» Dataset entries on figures

☆ ☆ ☆ ☆ ☆ ☆ ☆

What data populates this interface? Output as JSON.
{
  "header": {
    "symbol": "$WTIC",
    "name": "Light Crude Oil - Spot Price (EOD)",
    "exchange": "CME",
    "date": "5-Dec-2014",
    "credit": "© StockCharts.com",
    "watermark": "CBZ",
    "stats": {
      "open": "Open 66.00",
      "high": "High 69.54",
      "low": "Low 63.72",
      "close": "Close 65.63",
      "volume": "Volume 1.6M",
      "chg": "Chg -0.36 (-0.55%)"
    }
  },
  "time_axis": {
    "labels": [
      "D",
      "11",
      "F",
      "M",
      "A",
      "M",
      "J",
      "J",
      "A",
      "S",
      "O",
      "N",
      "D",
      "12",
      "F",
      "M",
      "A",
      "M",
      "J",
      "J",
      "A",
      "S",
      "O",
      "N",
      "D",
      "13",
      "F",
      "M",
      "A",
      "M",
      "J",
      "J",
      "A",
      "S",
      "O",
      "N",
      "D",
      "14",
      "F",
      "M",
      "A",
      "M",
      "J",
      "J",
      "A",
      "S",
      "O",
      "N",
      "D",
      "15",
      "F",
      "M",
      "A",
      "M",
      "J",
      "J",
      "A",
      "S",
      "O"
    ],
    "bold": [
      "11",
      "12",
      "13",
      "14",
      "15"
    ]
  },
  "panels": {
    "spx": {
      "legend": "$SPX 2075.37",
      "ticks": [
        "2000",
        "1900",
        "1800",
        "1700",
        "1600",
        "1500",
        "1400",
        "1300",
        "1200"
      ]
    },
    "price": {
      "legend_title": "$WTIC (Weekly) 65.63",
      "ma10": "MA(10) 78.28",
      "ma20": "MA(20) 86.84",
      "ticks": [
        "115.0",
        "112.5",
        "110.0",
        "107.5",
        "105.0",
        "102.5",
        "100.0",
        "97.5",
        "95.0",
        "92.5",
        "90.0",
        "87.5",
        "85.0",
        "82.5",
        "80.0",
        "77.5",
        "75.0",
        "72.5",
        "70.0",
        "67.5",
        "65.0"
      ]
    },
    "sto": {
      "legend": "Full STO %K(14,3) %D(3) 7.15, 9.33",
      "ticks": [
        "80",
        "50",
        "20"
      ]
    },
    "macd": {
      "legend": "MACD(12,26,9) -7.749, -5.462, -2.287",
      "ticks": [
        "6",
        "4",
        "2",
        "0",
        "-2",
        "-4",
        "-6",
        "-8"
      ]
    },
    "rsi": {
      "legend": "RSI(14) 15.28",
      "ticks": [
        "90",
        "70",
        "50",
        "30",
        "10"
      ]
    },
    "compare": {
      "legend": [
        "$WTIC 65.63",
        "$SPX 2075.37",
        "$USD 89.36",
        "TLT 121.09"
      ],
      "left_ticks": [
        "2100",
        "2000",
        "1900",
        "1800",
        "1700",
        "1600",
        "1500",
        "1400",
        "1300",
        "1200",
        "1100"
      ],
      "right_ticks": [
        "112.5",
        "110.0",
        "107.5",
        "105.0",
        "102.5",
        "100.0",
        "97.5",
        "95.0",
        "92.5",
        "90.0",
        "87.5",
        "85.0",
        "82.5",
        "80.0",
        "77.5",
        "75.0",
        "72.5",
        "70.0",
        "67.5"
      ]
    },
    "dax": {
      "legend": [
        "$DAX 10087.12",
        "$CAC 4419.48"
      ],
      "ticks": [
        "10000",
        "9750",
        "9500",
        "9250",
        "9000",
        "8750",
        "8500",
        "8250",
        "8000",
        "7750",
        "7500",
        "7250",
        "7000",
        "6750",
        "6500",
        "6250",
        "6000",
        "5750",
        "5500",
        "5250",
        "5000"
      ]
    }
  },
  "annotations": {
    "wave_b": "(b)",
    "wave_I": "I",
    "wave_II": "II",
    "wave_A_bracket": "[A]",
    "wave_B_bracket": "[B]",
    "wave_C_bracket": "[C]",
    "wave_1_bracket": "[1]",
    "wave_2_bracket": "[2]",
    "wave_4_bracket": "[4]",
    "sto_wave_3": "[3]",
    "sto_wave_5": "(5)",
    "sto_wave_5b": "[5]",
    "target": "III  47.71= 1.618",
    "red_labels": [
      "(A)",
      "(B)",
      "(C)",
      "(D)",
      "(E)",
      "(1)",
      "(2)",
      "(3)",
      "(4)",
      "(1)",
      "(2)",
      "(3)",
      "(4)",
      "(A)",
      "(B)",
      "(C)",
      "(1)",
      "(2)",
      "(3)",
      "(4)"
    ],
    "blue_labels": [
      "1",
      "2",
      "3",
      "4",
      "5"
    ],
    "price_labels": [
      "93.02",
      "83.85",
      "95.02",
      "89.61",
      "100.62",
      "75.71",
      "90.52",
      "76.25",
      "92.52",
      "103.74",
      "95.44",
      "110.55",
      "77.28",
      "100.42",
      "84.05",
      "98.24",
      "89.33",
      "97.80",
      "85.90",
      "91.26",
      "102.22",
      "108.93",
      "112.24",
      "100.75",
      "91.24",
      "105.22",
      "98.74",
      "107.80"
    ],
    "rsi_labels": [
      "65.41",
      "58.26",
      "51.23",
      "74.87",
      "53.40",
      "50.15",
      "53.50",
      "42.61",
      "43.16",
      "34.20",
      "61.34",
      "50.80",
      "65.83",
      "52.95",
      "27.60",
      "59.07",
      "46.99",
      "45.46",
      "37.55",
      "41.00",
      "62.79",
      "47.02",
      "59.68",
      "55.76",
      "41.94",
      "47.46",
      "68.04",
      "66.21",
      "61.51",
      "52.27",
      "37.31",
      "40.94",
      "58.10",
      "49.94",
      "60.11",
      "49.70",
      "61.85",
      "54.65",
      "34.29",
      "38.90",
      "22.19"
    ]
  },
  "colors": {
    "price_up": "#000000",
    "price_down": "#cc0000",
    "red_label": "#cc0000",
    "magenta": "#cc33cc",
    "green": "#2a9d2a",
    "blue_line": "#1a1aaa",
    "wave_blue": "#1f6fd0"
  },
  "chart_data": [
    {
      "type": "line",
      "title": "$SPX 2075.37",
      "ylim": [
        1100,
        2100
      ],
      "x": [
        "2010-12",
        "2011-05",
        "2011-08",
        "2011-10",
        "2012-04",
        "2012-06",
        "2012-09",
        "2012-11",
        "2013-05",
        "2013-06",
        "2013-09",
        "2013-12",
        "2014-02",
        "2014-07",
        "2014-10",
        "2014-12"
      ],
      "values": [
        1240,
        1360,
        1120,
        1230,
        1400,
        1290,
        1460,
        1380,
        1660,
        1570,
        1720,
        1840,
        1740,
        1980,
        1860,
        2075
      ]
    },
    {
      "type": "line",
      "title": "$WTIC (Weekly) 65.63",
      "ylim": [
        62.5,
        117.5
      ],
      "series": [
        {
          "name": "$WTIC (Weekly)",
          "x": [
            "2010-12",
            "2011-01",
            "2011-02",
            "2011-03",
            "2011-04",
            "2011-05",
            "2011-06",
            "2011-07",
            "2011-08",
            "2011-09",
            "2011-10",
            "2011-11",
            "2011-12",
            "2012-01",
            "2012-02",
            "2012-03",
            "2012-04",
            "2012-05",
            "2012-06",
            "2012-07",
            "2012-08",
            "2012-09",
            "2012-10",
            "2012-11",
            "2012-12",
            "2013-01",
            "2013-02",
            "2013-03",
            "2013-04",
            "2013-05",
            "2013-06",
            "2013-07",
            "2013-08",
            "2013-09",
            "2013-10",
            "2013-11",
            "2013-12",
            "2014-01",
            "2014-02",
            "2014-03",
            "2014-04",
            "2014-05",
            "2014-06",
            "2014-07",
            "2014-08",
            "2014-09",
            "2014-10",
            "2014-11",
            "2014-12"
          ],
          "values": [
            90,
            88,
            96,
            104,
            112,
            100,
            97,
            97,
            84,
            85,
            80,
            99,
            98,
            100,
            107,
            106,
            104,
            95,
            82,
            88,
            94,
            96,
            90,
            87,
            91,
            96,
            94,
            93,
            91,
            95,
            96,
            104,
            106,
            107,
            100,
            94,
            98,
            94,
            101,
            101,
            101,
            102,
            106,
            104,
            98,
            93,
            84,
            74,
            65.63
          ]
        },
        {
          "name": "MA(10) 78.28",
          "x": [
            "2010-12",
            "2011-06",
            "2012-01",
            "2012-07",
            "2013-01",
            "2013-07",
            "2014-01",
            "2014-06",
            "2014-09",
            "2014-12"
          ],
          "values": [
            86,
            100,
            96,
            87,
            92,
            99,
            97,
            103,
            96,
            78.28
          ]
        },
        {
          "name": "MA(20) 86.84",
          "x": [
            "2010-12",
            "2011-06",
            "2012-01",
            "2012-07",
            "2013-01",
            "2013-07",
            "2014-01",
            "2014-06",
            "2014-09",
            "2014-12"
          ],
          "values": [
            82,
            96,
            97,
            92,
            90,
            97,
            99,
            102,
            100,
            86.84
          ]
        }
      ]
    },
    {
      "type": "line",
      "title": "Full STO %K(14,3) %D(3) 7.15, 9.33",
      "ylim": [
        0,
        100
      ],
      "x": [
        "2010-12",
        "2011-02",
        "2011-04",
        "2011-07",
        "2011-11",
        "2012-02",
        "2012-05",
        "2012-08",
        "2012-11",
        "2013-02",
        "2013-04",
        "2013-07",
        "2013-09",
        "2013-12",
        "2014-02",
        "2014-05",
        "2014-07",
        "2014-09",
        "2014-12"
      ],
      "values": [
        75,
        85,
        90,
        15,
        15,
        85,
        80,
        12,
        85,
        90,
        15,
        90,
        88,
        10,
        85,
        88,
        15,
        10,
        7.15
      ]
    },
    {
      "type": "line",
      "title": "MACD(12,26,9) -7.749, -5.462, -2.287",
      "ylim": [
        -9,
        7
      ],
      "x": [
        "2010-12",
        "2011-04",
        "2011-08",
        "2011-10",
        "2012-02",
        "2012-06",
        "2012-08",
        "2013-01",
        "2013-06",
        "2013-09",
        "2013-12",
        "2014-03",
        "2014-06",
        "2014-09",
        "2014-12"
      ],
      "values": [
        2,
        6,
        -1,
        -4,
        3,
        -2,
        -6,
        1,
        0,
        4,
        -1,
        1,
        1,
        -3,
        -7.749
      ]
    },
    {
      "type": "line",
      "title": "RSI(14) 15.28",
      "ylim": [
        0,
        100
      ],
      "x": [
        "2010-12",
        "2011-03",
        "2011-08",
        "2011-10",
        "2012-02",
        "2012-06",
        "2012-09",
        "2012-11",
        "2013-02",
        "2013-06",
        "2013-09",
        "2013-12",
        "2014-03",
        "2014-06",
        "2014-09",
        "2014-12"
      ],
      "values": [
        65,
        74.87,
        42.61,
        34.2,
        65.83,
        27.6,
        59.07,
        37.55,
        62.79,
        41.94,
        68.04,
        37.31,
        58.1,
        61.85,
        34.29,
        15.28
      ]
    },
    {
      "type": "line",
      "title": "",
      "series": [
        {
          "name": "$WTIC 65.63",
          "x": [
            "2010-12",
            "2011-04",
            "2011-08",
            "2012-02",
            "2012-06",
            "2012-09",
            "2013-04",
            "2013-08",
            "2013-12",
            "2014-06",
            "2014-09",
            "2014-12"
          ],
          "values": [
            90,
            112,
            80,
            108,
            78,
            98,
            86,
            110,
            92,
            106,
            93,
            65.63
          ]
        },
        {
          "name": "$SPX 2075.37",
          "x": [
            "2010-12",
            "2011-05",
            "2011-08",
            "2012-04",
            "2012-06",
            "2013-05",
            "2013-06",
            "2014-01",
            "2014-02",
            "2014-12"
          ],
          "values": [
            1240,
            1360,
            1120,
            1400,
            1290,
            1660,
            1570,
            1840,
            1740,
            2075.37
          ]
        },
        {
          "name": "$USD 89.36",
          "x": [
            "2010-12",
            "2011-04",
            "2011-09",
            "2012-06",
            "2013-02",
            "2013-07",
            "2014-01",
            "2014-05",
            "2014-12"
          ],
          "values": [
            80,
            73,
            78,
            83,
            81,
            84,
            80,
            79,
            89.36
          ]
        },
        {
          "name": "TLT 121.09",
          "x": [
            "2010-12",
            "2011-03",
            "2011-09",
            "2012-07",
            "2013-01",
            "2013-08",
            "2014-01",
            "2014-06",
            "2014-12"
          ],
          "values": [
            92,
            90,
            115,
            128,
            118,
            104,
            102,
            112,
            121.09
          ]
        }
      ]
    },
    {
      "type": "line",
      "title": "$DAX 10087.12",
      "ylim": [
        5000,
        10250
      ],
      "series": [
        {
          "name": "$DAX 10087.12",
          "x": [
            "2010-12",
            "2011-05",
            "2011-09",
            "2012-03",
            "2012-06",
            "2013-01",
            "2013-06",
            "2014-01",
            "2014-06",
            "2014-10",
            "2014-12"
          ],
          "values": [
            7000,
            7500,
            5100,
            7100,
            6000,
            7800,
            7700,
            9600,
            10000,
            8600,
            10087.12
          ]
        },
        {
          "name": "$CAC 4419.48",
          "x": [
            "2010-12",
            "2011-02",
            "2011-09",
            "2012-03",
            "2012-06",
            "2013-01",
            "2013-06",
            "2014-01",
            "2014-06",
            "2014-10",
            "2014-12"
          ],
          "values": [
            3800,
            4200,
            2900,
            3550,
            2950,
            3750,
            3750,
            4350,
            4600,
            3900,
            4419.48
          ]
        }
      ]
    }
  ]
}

☆ ☆ ☆ ☆ ☆ ☆ ☆

» Exercise
Filter the records, keeping only lines that contain "name", and show those lines.

» Solved problem
    "name": "Light Crude Oil - Spot Price (EOD)",
          "name": "$WTIC (Weekly)",
          "name": "MA(10) 78.28",
          "name": "MA(20) 86.84",
          "name": "$WTIC 65.63",
          "name": "$SPX 2075.37",
          "name": "$USD 89.36",
          "name": "TLT 121.09",
          "name": "$DAX 10087.12",
          "name": "$CAC 4419.48",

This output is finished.